Sind deutsche Politiker mit Stasi-Wissen von Putin erpressbar?

Von Christian Booß Stand  10.7.2022

Dieser Tage haben die sogenannten Putin-Versteher keine guten Karten. Viele Politiker und Journalisten, selbst wenn sie früher auch gegenüber Russland Empathie zeigten, zählen insbesondere Sozialdemokraten an, die sich erst langsam dazu verstanden, Russland in der Ukraine auch militärisch zu antworten. Sie seien Altlinke oder naive Pazifisten, wenn nicht Schlimmeres, die nicht die Notwendigkeit der Wehrhaftigkeit gegenüber dem autoritären Putin gesehen hätten und statt dessen naiv auf Kooperation, auf Wirtschaftskooperation v.a. gesetzt hätten. Hassfigur ist Gerhard Schröder, dem man nicht ohne Grund auch Spaß beim Geldverdienen und daher opportunistische Nachsichtigkeit, wenn nicht sogar Lobbyismus für Putin, unterstellt.

Eine Frage bleibt dabei erstaunlicher Weise draußen vor: Sind deutsche Politiker von Putin erpressbar? Erpressung ist ein klassisches Instrument von Geheimdiensten, Putin hat es von der Pike auf gelernt.

VORLIEGENDE DATEN:
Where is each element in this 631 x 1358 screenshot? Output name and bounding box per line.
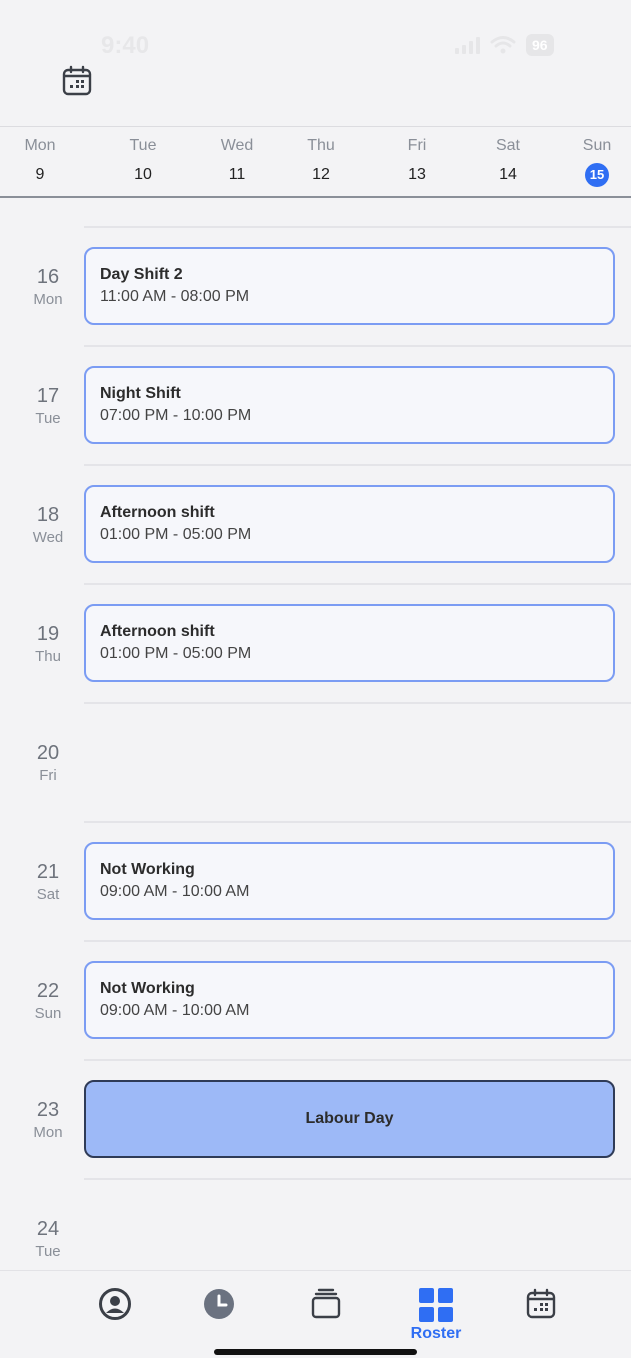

AUFGABE:
Beantworte diese Fragen zum Artikel über Putin und deutsche Politiker:
1. Wer wird im Artikel als „Hassfigur“ bezeichnet?
2. Worauf sollen die Kritisierten laut Artikel naiv gesetzt haben?
3. Was nennt der Artikel ein klassisches Instrument von Geheimdiensten?
Die Daten stammen aus einer anderen Quelle.

LÖSUNG:
1. Gerhard Schröder.
2. Auf Kooperation, vor allem auf Wirtschaftskooperation.
3. Erpressung.